| Objective |
Copy whichever lines contain the string "label".

| Figure record listings |
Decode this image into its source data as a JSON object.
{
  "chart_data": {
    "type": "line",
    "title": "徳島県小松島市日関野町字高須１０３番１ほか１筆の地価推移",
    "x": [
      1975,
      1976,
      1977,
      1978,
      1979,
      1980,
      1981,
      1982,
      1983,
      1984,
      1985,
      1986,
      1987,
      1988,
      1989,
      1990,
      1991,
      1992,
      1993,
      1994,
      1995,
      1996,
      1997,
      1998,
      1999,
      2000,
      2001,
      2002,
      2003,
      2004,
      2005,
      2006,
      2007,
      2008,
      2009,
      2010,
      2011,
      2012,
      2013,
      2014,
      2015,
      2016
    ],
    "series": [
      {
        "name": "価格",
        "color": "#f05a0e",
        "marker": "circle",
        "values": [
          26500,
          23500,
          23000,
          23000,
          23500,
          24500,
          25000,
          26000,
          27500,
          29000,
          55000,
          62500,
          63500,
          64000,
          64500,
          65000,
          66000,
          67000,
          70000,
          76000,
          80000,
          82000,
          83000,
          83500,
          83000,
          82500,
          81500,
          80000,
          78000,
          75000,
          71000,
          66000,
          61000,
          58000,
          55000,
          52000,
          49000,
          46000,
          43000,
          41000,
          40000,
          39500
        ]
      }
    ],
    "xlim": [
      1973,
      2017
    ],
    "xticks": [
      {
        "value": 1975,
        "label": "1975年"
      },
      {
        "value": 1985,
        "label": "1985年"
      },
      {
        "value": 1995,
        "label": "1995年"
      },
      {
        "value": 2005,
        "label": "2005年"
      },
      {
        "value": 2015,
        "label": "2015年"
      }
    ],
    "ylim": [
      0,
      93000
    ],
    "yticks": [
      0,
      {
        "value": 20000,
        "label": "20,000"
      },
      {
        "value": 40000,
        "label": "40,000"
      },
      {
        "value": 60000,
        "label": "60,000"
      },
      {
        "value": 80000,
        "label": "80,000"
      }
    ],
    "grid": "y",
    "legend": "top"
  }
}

| Correct answer |
        "label": "1975年"
        "label": "1985年"
        "label": "1995年"
        "label": "2005年"
        "label": "2015年"
        "label": "20,000"
        "label": "40,000"
        "label": "60,000"
        "label": "80,000"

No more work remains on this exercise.